▸ Task to complete
Every line in the listing is to be echoed verbatim.

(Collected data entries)
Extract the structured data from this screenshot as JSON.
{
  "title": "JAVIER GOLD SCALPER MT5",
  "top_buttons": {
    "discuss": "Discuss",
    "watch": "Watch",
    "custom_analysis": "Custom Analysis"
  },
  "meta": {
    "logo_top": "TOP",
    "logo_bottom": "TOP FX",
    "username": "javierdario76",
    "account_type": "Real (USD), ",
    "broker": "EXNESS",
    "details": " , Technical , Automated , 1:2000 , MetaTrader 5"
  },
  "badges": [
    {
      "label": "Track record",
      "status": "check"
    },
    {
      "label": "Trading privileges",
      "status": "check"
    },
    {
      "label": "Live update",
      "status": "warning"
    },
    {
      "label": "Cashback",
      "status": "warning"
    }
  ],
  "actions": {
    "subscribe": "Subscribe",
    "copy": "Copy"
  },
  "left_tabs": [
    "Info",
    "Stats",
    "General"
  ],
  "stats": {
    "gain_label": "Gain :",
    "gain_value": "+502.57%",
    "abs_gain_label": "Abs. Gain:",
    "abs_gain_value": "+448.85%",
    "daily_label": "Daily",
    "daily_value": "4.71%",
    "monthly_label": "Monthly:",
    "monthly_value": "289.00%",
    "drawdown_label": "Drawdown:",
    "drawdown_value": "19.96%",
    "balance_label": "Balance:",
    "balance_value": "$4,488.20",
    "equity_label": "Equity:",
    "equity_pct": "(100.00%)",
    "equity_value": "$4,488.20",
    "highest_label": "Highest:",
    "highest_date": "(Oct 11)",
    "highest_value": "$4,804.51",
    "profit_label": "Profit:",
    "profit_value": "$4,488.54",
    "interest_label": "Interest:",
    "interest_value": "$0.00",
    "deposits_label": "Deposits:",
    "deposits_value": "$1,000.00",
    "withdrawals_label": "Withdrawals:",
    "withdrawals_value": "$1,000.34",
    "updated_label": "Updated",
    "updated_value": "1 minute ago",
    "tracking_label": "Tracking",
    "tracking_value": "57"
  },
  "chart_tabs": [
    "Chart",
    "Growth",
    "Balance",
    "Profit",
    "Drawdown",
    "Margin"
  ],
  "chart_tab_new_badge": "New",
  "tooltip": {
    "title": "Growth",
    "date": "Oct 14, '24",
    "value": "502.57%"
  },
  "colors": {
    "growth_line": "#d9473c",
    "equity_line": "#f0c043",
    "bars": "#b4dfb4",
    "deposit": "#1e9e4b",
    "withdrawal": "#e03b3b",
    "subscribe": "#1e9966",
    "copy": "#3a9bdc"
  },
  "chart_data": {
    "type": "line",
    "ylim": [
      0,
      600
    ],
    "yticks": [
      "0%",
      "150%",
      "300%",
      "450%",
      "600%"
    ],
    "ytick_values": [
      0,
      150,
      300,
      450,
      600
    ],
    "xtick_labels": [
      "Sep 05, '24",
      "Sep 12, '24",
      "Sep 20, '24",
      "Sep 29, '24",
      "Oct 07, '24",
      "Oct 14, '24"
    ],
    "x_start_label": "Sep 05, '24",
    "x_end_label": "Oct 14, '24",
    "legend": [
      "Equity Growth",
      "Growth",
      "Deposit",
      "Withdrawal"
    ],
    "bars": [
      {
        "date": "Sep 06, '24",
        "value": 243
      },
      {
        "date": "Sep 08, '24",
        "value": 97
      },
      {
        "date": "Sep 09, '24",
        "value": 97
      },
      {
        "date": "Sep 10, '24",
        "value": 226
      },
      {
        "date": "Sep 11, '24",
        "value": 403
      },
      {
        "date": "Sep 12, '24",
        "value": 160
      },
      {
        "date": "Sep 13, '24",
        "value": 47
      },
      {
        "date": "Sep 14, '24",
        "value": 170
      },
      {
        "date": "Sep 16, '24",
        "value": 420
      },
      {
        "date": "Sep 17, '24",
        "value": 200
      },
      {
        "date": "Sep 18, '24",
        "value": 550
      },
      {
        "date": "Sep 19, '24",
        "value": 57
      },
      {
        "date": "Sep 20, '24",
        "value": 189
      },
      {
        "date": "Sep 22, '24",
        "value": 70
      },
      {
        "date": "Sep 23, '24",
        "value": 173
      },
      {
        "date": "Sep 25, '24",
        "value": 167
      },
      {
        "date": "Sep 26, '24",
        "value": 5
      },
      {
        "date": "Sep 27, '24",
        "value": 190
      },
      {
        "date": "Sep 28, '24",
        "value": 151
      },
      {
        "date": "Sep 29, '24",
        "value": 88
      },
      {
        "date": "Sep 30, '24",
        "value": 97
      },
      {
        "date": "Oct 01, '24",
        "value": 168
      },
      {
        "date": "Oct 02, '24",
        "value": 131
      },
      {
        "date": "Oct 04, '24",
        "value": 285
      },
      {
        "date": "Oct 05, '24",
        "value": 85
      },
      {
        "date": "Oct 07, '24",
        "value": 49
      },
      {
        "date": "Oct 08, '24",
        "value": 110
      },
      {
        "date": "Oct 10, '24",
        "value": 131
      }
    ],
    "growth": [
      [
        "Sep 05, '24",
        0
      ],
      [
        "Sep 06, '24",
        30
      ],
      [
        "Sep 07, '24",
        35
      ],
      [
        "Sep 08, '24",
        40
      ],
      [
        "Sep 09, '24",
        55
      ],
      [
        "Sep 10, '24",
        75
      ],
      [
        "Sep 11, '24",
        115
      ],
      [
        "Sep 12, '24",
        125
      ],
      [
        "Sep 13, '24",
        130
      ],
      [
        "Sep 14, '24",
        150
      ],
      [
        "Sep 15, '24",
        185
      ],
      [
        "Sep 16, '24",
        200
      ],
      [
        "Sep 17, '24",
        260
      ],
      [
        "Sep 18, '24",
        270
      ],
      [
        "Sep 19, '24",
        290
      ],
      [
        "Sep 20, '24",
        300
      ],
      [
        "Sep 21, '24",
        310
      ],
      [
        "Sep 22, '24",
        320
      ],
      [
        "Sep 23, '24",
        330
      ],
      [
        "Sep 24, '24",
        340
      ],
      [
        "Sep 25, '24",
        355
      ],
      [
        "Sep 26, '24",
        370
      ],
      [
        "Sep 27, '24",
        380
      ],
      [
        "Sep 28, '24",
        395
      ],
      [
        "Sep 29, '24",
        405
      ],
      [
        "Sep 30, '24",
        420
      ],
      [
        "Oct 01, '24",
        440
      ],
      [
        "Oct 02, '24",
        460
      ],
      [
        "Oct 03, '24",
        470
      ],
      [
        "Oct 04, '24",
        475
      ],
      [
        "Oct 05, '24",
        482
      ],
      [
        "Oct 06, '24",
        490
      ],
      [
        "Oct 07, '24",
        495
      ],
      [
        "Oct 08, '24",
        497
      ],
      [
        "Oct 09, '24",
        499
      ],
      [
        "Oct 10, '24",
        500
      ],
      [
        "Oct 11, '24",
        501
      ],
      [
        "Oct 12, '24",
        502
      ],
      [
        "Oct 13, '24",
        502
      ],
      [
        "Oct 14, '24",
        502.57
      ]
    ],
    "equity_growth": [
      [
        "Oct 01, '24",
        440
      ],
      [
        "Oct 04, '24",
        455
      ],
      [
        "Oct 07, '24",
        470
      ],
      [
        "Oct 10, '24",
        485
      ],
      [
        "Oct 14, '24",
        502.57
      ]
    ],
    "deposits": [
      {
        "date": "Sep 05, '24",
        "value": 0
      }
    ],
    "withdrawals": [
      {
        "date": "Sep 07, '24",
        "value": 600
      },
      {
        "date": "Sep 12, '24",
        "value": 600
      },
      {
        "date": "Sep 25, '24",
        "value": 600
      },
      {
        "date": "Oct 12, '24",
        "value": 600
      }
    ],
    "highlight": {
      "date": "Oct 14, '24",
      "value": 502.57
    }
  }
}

▸ Exercise solution
Extract the structured data from this screenshot as JSON.
{
  "title": "JAVIER GOLD SCALPER MT5",
  "top_buttons": {
    "discuss": "Discuss",
    "watch": "Watch",
    "custom_analysis": "Custom Analysis"
  },
  "meta": {
    "logo_top": "TOP",
    "logo_bottom": "TOP FX",
    "username": "javierdario76",
    "account_type": "Real (USD), ",
    "broker": "EXNESS",
    "details": " , Technical , Automated , 1:2000 , MetaTrader 5"
  },
  "badges": [
    {
      "label": "Track record",
      "status": "check"
    },
    {
      "label": "Trading privileges",
      "status": "check"
    },
    {
      "label": "Live update",
      "status": "warning"
    },
    {
      "label": "Cashback",
      "status": "warning"
    }
  ],
  "actions": {
    "subscribe": "Subscribe",
    "copy": "Copy"
  },
  "left_tabs": [
    "Info",
    "Stats",
    "General"
  ],
  "stats": {
    "gain_label": "Gain :",
    "gain_value": "+502.57%",
    "abs_gain_label": "Abs. Gain:",
    "abs_gain_value": "+448.85%",
    "daily_label": "Daily",
    "daily_value": "4.71%",
    "monthly_label": "Monthly:",
    "monthly_value": "289.00%",
    "drawdown_label": "Drawdown:",
    "drawdown_value": "19.96%",
    "balance_label": "Balance:",
    "balance_value": "$4,488.20",
    "equity_label": "Equity:",
    "equity_pct": "(100.00%)",
    "equity_value": "$4,488.20",
    "highest_label": "Highest:",
    "highest_date": "(Oct 11)",
    "highest_value": "$4,804.51",
    "profit_label": "Profit:",
    "profit_value": "$4,488.54",
    "interest_label": "Interest:",
    "interest_value": "$0.00",
    "deposits_label": "Deposits:",
    "deposits_value": "$1,000.00",
    "withdrawals_label": "Withdrawals:",
    "withdrawals_value": "$1,000.34",
    "updated_label": "Updated",
    "updated_value": "1 minute ago",
    "tracking_label": "Tracking",
    "tracking_value": "57"
  },
  "chart_tabs": [
    "Chart",
    "Growth",
    "Balance",
    "Profit",
    "Drawdown",
    "Margin"
  ],
  "chart_tab_new_badge": "New",
  "tooltip": {
    "title": "Growth",
    "date": "Oct 14, '24",
    "value": "502.57%"
  },
  "colors": {
    "growth_line": "#d9473c",
    "equity_line": "#f0c043",
    "bars": "#b4dfb4",
    "deposit": "#1e9e4b",
    "withdrawal": "#e03b3b",
    "subscribe": "#1e9966",
    "copy": "#3a9bdc"
  },
  "chart_data": {
    "type": "line",
    "ylim": [
      0,
      600
    ],
    "yticks": [
      "0%",
      "150%",
      "300%",
      "450%",
      "600%"
    ],
    "ytick_values": [
      0,
      150,
      300,
      450,
      600
    ],
    "xtick_labels": [
      "Sep 05, '24",
      "Sep 12, '24",
      "Sep 20, '24",
      "Sep 29, '24",
      "Oct 07, '24",
      "Oct 14, '24"
    ],
    "x_start_label": "Sep 05, '24",
    "x_end_label": "Oct 14, '24",
    "legend": [
      "Equity Growth",
      "Growth",
      "Deposit",
      "Withdrawal"
    ],
    "bars": [
      {
        "date": "Sep 06, '24",
        "value": 243
      },
      {
        "date": "Sep 08, '24",
        "value": 97
      },
      {
        "date": "Sep 09, '24",
        "value": 97
      },
      {
        "date": "Sep 10, '24",
        "value": 226
      },
      {
        "date": "Sep 11, '24",
        "value": 403
      },
      {
        "date": "Sep 12, '24",
        "value": 160
      },
      {
        "date": "Sep 13, '24",
        "value": 47
      },
      {
        "date": "Sep 14, '24",
        "value": 170
      },
      {
        "date": "Sep 16, '24",
        "value": 420
      },
      {
        "date": "Sep 17, '24",
        "value": 200
      },
      {
        "date": "Sep 18, '24",
        "value": 550
      },
      {
        "date": "Sep 19, '24",
        "value": 57
      },
      {
        "date": "Sep 20, '24",
        "value": 189
      },
      {
        "date": "Sep 22, '24",
        "value": 70
      },
      {
        "date": "Sep 23, '24",
        "value": 173
      },
      {
        "date": "Sep 25, '24",
        "value": 167
      },
      {
        "date": "Sep 26, '24",
        "value": 5
      },
      {
        "date": "Sep 27, '24",
        "value": 190
      },
      {
        "date": "Sep 28, '24",
        "value": 151
      },
      {
        "date": "Sep 29, '24",
        "value": 88
      },
      {
        "date": "Sep 30, '24",
        "value": 97
      },
      {
        "date": "Oct 01, '24",
        "value": 168
      },
      {
        "date": "Oct 02, '24",
        "value": 131
      },
      {
        "date": "Oct 04, '24",
        "value": 285
      },
      {
        "date": "Oct 05, '24",
        "value": 85
      },
      {
        "date": "Oct 07, '24",
        "value": 49
      },
      {
        "date": "Oct 08, '24",
        "value": 110
      },
      {
        "date": "Oct 10, '24",
        "value": 131
      }
    ],
    "growth": [
      [
        "Sep 05, '24",
        0
      ],
      [
        "Sep 06, '24",
        30
      ],
      [
        "Sep 07, '24",
        35
      ],
      [
        "Sep 08, '24",
        40
      ],
      [
        "Sep 09, '24",
        55
      ],
      [
        "Sep 10, '24",
        75
      ],
      [
        "Sep 11, '24",
        115
      ],
      [
        "Sep 12, '24",
        125
      ],
      [
        "Sep 13, '24",
        130
      ],
      [
        "Sep 14, '24",
        150
      ],
      [
        "Sep 15, '24",
        185
      ],
      [
        "Sep 16, '24",
        200
      ],
      [
        "Sep 17, '24",
        260
      ],
      [
        "Sep 18, '24",
        270
      ],
      [
        "Sep 19, '24",
        290
      ],
      [
        "Sep 20, '24",
        300
      ],
      [
        "Sep 21, '24",
        310
      ],
      [
        "Sep 22, '24",
        320
      ],
      [
        "Sep 23, '24",
        330
      ],
      [
        "Sep 24, '24",
        340
      ],
      [
        "Sep 25, '24",
        355
      ],
      [
        "Sep 26, '24",
        370
      ],
      [
        "Sep 27, '24",
        380
      ],
      [
        "Sep 28, '24",
        395
      ],
      [
        "Sep 29, '24",
        405
      ],
      [
        "Sep 30, '24",
        420
      ],
      [
        "Oct 01, '24",
        440
      ],
      [
        "Oct 02, '24",
        460
      ],
      [
        "Oct 03, '24",
        470
      ],
      [
        "Oct 04, '24",
        475
      ],
      [
        "Oct 05, '24",
        482
      ],
      [
        "Oct 06, '24",
        490
      ],
      [
        "Oct 07, '24",
        495
      ],
      [
        "Oct 08, '24",
        497
      ],
      [
        "Oct 09, '24",
        499
      ],
      [
        "Oct 10, '24",
        500
      ],
      [
        "Oct 11, '24",
        501
      ],
      [
        "Oct 12, '24",
        502
      ],
      [
        "Oct 13, '24",
        502
      ],
      [
        "Oct 14, '24",
        502.57
      ]
    ],
    "equity_growth": [
      [
        "Oct 01, '24",
        440
      ],
      [
        "Oct 04, '24",
        455
      ],
      [
        "Oct 07, '24",
        470
      ],
      [
        "Oct 10, '24",
        485
      ],
      [
        "Oct 14, '24",
        502.57
      ]
    ],
    "deposits": [
      {
        "date": "Sep 05, '24",
        "value": 0
      }
    ],
    "withdrawals": [
      {
        "date": "Sep 07, '24",
        "value": 600
      },
      {
        "date": "Sep 12, '24",
        "value": 600
      },
      {
        "date": "Sep 25, '24",
        "value": 600
      },
      {
        "date": "Oct 12, '24",
        "value": 600
      }
    ],
    "highlight": {
      "date": "Oct 14, '24",
      "value": 502.57
    }
  }
}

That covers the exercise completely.